- OBJECTIVE -
Reply with the count of lines holding "content", nothing more.

- PROVIDED RECORDS -
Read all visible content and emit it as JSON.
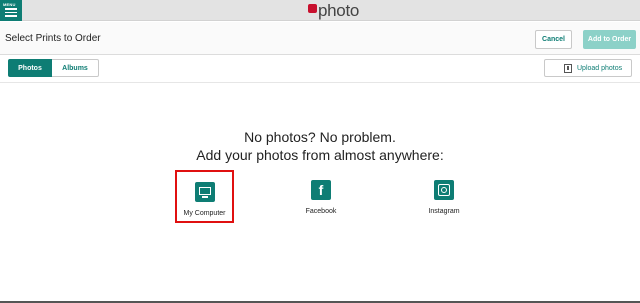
{
  "header": {
    "menu_label": "MENU",
    "brand_name": "photo"
  },
  "titlebar": {
    "title": "Select Prints to Order",
    "cancel_label": "Cancel",
    "add_to_order_label": "Add to Order"
  },
  "tabs": [
    {
      "label": "Photos",
      "active": true
    },
    {
      "label": "Albums",
      "active": false
    }
  ],
  "upload": {
    "label": "Upload photos",
    "icon": "upload-icon"
  },
  "empty_state": {
    "line1": "No photos? No problem.",
    "line2": "Add your photos from almost anywhere:"
  },
  "sources": [
    {
      "label": "My Computer",
      "icon": "monitor-icon",
      "highlighted": true
    },
    {
      "label": "Facebook",
      "icon": "facebook-icon",
      "highlighted": false
    },
    {
      "label": "Instagram",
      "icon": "instagram-icon",
      "highlighted": false
    }
  ],
  "colors": {
    "accent": "#0e7d74",
    "accent_light": "#8cd1c8",
    "highlight_border": "#e01010",
    "brand_red": "#c8102e"
  }
}
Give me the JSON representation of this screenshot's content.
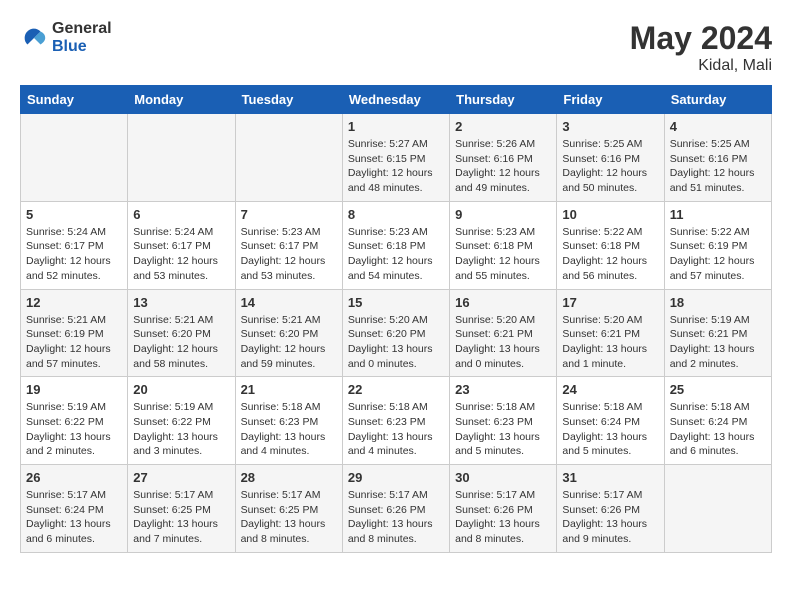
{
  "logo": {
    "line1": "General",
    "line2": "Blue"
  },
  "title": {
    "month_year": "May 2024",
    "location": "Kidal, Mali"
  },
  "headers": [
    "Sunday",
    "Monday",
    "Tuesday",
    "Wednesday",
    "Thursday",
    "Friday",
    "Saturday"
  ],
  "weeks": [
    [
      {
        "day": "",
        "info": ""
      },
      {
        "day": "",
        "info": ""
      },
      {
        "day": "",
        "info": ""
      },
      {
        "day": "1",
        "info": "Sunrise: 5:27 AM\nSunset: 6:15 PM\nDaylight: 12 hours\nand 48 minutes."
      },
      {
        "day": "2",
        "info": "Sunrise: 5:26 AM\nSunset: 6:16 PM\nDaylight: 12 hours\nand 49 minutes."
      },
      {
        "day": "3",
        "info": "Sunrise: 5:25 AM\nSunset: 6:16 PM\nDaylight: 12 hours\nand 50 minutes."
      },
      {
        "day": "4",
        "info": "Sunrise: 5:25 AM\nSunset: 6:16 PM\nDaylight: 12 hours\nand 51 minutes."
      }
    ],
    [
      {
        "day": "5",
        "info": "Sunrise: 5:24 AM\nSunset: 6:17 PM\nDaylight: 12 hours\nand 52 minutes."
      },
      {
        "day": "6",
        "info": "Sunrise: 5:24 AM\nSunset: 6:17 PM\nDaylight: 12 hours\nand 53 minutes."
      },
      {
        "day": "7",
        "info": "Sunrise: 5:23 AM\nSunset: 6:17 PM\nDaylight: 12 hours\nand 53 minutes."
      },
      {
        "day": "8",
        "info": "Sunrise: 5:23 AM\nSunset: 6:18 PM\nDaylight: 12 hours\nand 54 minutes."
      },
      {
        "day": "9",
        "info": "Sunrise: 5:23 AM\nSunset: 6:18 PM\nDaylight: 12 hours\nand 55 minutes."
      },
      {
        "day": "10",
        "info": "Sunrise: 5:22 AM\nSunset: 6:18 PM\nDaylight: 12 hours\nand 56 minutes."
      },
      {
        "day": "11",
        "info": "Sunrise: 5:22 AM\nSunset: 6:19 PM\nDaylight: 12 hours\nand 57 minutes."
      }
    ],
    [
      {
        "day": "12",
        "info": "Sunrise: 5:21 AM\nSunset: 6:19 PM\nDaylight: 12 hours\nand 57 minutes."
      },
      {
        "day": "13",
        "info": "Sunrise: 5:21 AM\nSunset: 6:20 PM\nDaylight: 12 hours\nand 58 minutes."
      },
      {
        "day": "14",
        "info": "Sunrise: 5:21 AM\nSunset: 6:20 PM\nDaylight: 12 hours\nand 59 minutes."
      },
      {
        "day": "15",
        "info": "Sunrise: 5:20 AM\nSunset: 6:20 PM\nDaylight: 13 hours\nand 0 minutes."
      },
      {
        "day": "16",
        "info": "Sunrise: 5:20 AM\nSunset: 6:21 PM\nDaylight: 13 hours\nand 0 minutes."
      },
      {
        "day": "17",
        "info": "Sunrise: 5:20 AM\nSunset: 6:21 PM\nDaylight: 13 hours\nand 1 minute."
      },
      {
        "day": "18",
        "info": "Sunrise: 5:19 AM\nSunset: 6:21 PM\nDaylight: 13 hours\nand 2 minutes."
      }
    ],
    [
      {
        "day": "19",
        "info": "Sunrise: 5:19 AM\nSunset: 6:22 PM\nDaylight: 13 hours\nand 2 minutes."
      },
      {
        "day": "20",
        "info": "Sunrise: 5:19 AM\nSunset: 6:22 PM\nDaylight: 13 hours\nand 3 minutes."
      },
      {
        "day": "21",
        "info": "Sunrise: 5:18 AM\nSunset: 6:23 PM\nDaylight: 13 hours\nand 4 minutes."
      },
      {
        "day": "22",
        "info": "Sunrise: 5:18 AM\nSunset: 6:23 PM\nDaylight: 13 hours\nand 4 minutes."
      },
      {
        "day": "23",
        "info": "Sunrise: 5:18 AM\nSunset: 6:23 PM\nDaylight: 13 hours\nand 5 minutes."
      },
      {
        "day": "24",
        "info": "Sunrise: 5:18 AM\nSunset: 6:24 PM\nDaylight: 13 hours\nand 5 minutes."
      },
      {
        "day": "25",
        "info": "Sunrise: 5:18 AM\nSunset: 6:24 PM\nDaylight: 13 hours\nand 6 minutes."
      }
    ],
    [
      {
        "day": "26",
        "info": "Sunrise: 5:17 AM\nSunset: 6:24 PM\nDaylight: 13 hours\nand 6 minutes."
      },
      {
        "day": "27",
        "info": "Sunrise: 5:17 AM\nSunset: 6:25 PM\nDaylight: 13 hours\nand 7 minutes."
      },
      {
        "day": "28",
        "info": "Sunrise: 5:17 AM\nSunset: 6:25 PM\nDaylight: 13 hours\nand 8 minutes."
      },
      {
        "day": "29",
        "info": "Sunrise: 5:17 AM\nSunset: 6:26 PM\nDaylight: 13 hours\nand 8 minutes."
      },
      {
        "day": "30",
        "info": "Sunrise: 5:17 AM\nSunset: 6:26 PM\nDaylight: 13 hours\nand 8 minutes."
      },
      {
        "day": "31",
        "info": "Sunrise: 5:17 AM\nSunset: 6:26 PM\nDaylight: 13 hours\nand 9 minutes."
      },
      {
        "day": "",
        "info": ""
      }
    ]
  ]
}
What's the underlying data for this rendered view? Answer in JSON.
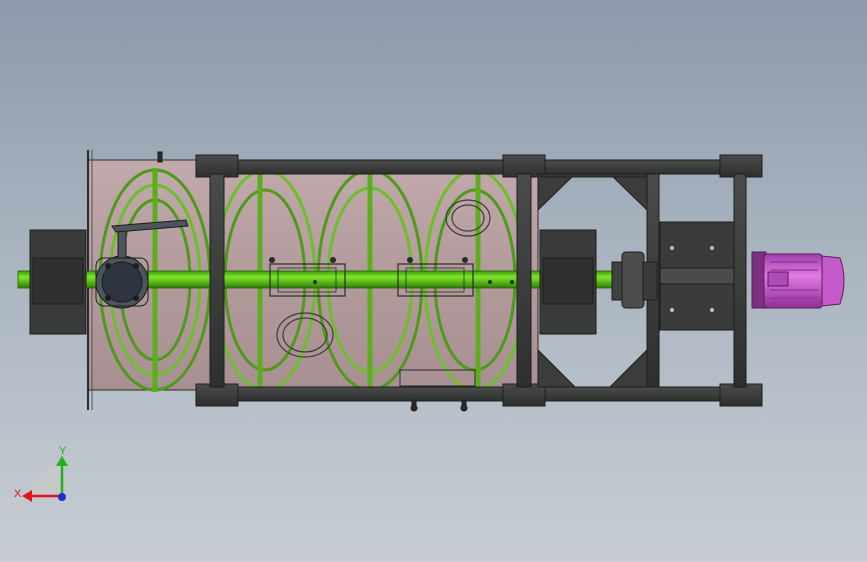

- ANSWER TO THE PROBLEM -
2